Task details: Every line that holds "закладных" should be shown.

Task input:
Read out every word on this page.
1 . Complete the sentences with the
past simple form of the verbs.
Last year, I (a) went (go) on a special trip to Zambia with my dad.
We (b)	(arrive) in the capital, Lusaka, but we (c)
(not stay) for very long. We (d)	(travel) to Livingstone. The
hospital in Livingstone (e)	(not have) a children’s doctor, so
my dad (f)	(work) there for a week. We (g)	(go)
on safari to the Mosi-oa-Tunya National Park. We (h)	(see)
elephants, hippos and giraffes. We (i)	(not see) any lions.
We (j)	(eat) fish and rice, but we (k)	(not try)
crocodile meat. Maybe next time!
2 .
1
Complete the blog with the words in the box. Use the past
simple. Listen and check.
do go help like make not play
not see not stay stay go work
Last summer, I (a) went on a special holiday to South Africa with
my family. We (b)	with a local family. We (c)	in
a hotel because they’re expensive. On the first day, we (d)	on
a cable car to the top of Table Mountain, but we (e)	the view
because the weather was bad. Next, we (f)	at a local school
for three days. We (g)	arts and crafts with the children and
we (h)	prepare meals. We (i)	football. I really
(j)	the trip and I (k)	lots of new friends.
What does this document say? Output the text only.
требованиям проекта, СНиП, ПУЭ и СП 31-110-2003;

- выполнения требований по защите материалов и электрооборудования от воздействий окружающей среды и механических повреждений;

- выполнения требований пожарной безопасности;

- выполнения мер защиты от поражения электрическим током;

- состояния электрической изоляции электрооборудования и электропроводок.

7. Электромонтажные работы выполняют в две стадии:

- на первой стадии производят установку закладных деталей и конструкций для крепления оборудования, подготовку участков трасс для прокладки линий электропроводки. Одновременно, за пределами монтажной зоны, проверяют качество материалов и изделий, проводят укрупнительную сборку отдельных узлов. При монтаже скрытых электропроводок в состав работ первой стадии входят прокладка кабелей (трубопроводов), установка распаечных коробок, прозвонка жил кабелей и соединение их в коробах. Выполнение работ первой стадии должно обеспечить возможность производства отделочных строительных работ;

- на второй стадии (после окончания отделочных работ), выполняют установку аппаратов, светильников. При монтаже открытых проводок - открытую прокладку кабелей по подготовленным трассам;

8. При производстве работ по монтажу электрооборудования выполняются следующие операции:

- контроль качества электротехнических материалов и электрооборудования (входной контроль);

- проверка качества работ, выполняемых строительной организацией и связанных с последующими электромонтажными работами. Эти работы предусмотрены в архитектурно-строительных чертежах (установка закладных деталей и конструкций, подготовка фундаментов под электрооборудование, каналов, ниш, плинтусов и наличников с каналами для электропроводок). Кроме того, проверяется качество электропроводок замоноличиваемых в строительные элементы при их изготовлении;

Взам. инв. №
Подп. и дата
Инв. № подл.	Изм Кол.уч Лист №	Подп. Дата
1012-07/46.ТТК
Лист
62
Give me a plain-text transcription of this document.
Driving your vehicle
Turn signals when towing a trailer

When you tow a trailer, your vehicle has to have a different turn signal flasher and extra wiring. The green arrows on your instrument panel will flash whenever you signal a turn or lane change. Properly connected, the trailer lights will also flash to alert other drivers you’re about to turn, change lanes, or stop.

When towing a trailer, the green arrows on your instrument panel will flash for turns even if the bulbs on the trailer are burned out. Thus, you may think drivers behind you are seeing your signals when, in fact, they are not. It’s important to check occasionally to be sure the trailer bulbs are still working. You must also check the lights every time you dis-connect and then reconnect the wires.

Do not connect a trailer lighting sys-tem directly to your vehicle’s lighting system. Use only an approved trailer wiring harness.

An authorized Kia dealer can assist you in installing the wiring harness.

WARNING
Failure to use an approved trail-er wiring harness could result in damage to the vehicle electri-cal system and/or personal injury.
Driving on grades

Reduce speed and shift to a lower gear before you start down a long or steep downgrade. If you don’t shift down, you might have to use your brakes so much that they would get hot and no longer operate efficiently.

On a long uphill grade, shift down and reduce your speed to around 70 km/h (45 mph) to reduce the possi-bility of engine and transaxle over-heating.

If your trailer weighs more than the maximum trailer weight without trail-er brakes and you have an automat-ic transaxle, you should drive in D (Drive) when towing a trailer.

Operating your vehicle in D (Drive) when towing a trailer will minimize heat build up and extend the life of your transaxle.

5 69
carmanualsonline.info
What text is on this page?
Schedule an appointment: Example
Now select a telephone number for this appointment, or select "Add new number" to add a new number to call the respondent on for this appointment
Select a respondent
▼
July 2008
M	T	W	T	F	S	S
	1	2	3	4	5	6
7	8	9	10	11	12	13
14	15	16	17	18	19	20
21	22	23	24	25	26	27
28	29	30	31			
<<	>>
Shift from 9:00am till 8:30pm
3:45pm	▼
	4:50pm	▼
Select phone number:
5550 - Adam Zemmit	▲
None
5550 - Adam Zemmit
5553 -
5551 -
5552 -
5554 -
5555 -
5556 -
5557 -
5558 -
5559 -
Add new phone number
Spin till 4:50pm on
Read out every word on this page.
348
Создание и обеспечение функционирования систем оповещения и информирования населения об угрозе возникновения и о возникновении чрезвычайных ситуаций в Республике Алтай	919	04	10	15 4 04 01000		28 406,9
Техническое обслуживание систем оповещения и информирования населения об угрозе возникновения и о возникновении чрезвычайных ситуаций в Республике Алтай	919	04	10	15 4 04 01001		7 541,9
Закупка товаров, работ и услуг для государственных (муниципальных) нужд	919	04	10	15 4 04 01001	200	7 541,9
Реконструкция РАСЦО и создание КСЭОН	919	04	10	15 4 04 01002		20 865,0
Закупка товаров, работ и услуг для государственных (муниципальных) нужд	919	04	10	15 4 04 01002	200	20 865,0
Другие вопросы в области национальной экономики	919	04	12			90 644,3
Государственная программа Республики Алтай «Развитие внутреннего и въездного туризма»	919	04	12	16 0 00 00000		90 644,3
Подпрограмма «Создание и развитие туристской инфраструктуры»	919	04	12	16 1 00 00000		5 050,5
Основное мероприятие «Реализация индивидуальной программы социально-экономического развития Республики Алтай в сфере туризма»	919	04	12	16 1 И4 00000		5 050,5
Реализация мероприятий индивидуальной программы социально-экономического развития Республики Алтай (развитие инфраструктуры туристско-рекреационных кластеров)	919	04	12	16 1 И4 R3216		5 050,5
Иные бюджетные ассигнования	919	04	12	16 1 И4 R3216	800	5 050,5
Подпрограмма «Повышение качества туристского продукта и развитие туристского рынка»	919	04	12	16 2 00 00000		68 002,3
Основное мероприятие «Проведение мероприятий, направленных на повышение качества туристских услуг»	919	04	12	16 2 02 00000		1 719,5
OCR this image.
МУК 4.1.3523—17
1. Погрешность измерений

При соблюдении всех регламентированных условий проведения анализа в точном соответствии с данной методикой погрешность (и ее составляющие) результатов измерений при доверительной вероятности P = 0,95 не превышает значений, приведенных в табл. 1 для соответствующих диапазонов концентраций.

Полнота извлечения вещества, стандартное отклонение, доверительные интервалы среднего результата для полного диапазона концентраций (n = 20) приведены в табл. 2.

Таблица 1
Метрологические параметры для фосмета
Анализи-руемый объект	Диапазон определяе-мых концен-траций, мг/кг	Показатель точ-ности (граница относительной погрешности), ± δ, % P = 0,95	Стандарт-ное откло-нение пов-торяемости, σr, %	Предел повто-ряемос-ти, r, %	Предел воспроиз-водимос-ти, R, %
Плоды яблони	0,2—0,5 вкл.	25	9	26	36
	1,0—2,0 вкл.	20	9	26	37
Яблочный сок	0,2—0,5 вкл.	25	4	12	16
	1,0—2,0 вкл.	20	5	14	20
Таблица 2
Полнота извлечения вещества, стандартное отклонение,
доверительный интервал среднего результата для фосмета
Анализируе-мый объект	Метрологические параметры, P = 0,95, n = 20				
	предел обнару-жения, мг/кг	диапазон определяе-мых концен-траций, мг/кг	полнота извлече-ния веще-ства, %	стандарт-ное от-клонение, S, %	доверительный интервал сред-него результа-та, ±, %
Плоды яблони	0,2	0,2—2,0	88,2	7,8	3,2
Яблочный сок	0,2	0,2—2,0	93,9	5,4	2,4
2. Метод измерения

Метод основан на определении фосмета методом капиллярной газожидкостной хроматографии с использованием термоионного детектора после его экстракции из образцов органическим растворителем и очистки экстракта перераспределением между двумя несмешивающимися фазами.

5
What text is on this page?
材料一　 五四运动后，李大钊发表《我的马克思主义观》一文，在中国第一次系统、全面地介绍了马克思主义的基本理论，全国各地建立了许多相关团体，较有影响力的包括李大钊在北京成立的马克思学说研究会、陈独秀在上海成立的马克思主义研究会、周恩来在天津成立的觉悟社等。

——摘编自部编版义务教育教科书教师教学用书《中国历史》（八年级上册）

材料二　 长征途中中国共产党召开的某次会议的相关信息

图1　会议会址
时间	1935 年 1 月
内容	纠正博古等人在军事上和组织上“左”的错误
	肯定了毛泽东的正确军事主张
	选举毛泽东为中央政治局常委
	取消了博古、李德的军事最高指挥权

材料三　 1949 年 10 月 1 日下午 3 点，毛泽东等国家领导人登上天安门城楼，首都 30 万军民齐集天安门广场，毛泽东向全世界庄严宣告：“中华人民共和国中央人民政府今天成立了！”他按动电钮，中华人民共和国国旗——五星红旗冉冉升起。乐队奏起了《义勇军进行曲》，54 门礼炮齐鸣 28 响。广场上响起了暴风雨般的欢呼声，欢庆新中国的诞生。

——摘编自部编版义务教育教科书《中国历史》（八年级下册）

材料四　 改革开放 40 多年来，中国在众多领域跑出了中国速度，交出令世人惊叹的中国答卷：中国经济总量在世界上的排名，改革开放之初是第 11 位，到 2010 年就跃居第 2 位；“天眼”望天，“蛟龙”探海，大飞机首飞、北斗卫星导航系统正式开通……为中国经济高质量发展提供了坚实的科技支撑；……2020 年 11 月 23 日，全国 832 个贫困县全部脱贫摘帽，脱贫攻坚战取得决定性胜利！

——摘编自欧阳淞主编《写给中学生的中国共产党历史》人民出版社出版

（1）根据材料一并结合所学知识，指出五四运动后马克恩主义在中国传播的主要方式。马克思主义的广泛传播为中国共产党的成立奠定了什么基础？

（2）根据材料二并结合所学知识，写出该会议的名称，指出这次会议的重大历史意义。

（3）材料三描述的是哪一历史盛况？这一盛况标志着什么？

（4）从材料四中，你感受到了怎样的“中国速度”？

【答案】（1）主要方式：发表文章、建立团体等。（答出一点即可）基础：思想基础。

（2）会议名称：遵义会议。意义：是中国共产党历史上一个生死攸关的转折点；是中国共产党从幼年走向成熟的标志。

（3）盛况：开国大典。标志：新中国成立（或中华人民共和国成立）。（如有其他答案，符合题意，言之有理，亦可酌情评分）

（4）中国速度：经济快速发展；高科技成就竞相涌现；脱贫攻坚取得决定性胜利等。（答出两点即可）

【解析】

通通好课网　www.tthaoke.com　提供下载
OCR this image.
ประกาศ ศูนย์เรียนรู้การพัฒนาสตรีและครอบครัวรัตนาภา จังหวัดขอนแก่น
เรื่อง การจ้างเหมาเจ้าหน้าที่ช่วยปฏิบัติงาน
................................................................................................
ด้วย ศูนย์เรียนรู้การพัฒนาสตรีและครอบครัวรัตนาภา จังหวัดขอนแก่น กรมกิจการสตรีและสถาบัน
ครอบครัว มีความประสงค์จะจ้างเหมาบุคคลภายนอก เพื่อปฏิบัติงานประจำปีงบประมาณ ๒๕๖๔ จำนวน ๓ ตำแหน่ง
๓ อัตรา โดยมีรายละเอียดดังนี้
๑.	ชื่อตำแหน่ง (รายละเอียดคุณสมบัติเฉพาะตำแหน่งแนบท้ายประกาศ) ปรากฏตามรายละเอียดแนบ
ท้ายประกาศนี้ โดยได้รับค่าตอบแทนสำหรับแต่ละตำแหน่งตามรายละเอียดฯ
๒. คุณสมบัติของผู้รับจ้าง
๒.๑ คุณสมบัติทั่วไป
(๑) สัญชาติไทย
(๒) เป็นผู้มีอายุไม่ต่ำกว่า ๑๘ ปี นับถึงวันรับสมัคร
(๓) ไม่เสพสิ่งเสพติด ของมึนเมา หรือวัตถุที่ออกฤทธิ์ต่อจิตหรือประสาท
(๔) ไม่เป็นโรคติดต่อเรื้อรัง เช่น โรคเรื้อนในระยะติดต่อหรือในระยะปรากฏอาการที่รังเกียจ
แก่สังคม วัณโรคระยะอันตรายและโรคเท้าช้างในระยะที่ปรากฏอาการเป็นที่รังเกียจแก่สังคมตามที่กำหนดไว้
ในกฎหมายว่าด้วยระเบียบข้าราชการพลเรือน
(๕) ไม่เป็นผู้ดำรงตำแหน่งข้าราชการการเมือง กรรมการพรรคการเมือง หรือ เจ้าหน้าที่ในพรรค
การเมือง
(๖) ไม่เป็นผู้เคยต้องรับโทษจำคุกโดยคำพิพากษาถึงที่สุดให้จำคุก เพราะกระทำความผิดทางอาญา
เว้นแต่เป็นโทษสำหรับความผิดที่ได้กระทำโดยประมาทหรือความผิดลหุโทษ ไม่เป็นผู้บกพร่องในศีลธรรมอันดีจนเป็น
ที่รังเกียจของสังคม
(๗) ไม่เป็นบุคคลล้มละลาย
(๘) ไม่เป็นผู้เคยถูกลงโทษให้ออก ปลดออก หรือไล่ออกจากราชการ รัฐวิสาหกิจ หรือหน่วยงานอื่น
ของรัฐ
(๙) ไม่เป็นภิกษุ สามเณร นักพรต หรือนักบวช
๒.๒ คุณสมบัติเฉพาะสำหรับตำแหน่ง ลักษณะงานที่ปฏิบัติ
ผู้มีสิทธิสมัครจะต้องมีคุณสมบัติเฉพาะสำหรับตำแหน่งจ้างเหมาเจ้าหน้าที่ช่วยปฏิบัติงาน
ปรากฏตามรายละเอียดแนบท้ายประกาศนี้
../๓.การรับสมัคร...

Full output:
- на первой стадии производят установку закладных деталей и конструкций для крепления оборудования, подготовку участков трасс для прокладки линий электропроводки. Одновременно, за пределами монтажной зоны, проверяют качество материалов и изделий, проводят укрупнительную сборку отдельных узлов. При монтаже скрытых электропроводок в состав работ первой стадии входят прокладка кабелей (трубопроводов), установка распаечных коробок, прозвонка жил кабелей и соединение их в коробах. Выполнение работ первой стадии должно обеспечить возможность производства отделочных строительных работ;
- проверка качества работ, выполняемых строительной организацией и связанных с последующими электромонтажными работами. Эти работы предусмотрены в архитектурно-строительных чертежах (установка закладных деталей и конструкций, подготовка фундаментов под электрооборудование, каналов, ниш, плинтусов и наличников с каналами для электропроводок). Кроме того, проверяется качество электропроводок замоноличиваемых в строительные элементы при их изготовлении;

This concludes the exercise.